TO BE DONE
Reproduce the records. Keep every word exact and include no images.

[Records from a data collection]
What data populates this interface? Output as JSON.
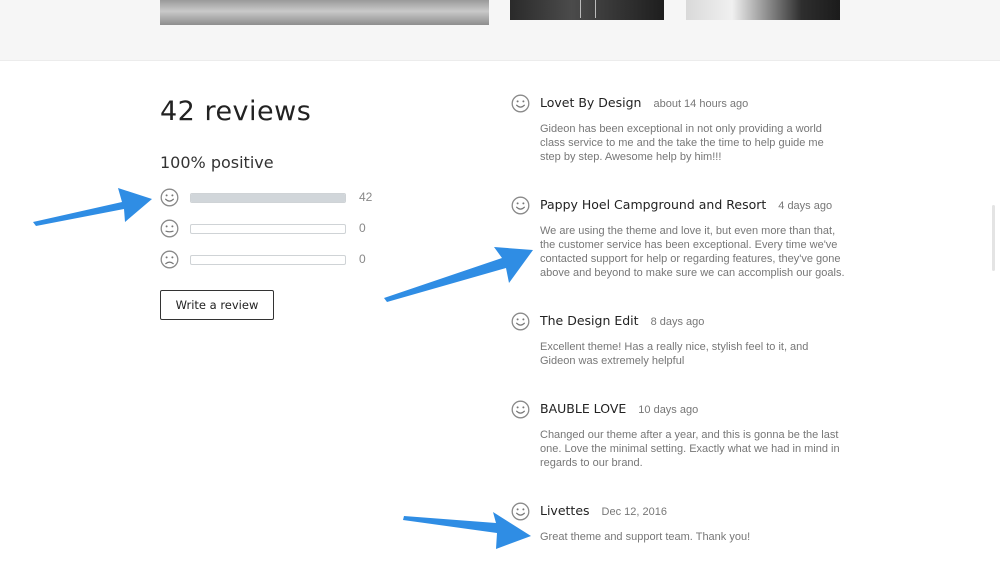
{
  "colors": {
    "arrow": "#2f8de4",
    "bar_fill": "#d1d6da",
    "text_muted": "#777777"
  },
  "summary": {
    "title": "42 reviews",
    "positive": "100% positive",
    "ratings": [
      {
        "type": "positive",
        "icon": "smiley-face-icon",
        "count": "42",
        "fraction": 1.0
      },
      {
        "type": "neutral",
        "icon": "neutral-face-icon",
        "count": "0",
        "fraction": 0
      },
      {
        "type": "negative",
        "icon": "sad-face-icon",
        "count": "0",
        "fraction": 0
      }
    ],
    "write_review_label": "Write a review"
  },
  "reviews": [
    {
      "name": "Lovet By Design",
      "date": "about 14 hours ago",
      "body": "Gideon has been exceptional in not only providing a world class service to me and the take the time to help guide me step by step. Awesome help by him!!!"
    },
    {
      "name": "Pappy Hoel Campground and Resort",
      "date": "4 days ago",
      "body": "We are using the theme and love it, but even more than that, the customer service has been exceptional. Every time we've contacted support for help or regarding features, they've gone above and beyond to make sure we can accomplish our goals."
    },
    {
      "name": "The Design Edit",
      "date": "8 days ago",
      "body": "Excellent theme! Has a really nice, stylish feel to it, and Gideon was extremely helpful"
    },
    {
      "name": "BAUBLE LOVE",
      "date": "10 days ago",
      "body": "Changed our theme after a year, and this is gonna be the last one. Love the minimal setting. Exactly what we had in mind in regards to our brand."
    },
    {
      "name": "Livettes",
      "date": "Dec 12, 2016",
      "body": "Great theme and support team. Thank you!"
    }
  ]
}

EXERCISE OUTPUT
What data populates this interface? Output as JSON.
{
  "colors": {
    "arrow": "#2f8de4",
    "bar_fill": "#d1d6da",
    "text_muted": "#777777"
  },
  "summary": {
    "title": "42 reviews",
    "positive": "100% positive",
    "ratings": [
      {
        "type": "positive",
        "icon": "smiley-face-icon",
        "count": "42",
        "fraction": 1.0
      },
      {
        "type": "neutral",
        "icon": "neutral-face-icon",
        "count": "0",
        "fraction": 0
      },
      {
        "type": "negative",
        "icon": "sad-face-icon",
        "count": "0",
        "fraction": 0
      }
    ],
    "write_review_label": "Write a review"
  },
  "reviews": [
    {
      "name": "Lovet By Design",
      "date": "about 14 hours ago",
      "body": "Gideon has been exceptional in not only providing a world class service to me and the take the time to help guide me step by step. Awesome help by him!!!"
    },
    {
      "name": "Pappy Hoel Campground and Resort",
      "date": "4 days ago",
      "body": "We are using the theme and love it, but even more than that, the customer service has been exceptional. Every time we've contacted support for help or regarding features, they've gone above and beyond to make sure we can accomplish our goals."
    },
    {
      "name": "The Design Edit",
      "date": "8 days ago",
      "body": "Excellent theme! Has a really nice, stylish feel to it, and Gideon was extremely helpful"
    },
    {
      "name": "BAUBLE LOVE",
      "date": "10 days ago",
      "body": "Changed our theme after a year, and this is gonna be the last one. Love the minimal setting. Exactly what we had in mind in regards to our brand."
    },
    {
      "name": "Livettes",
      "date": "Dec 12, 2016",
      "body": "Great theme and support team. Thank you!"
    }
  ]
}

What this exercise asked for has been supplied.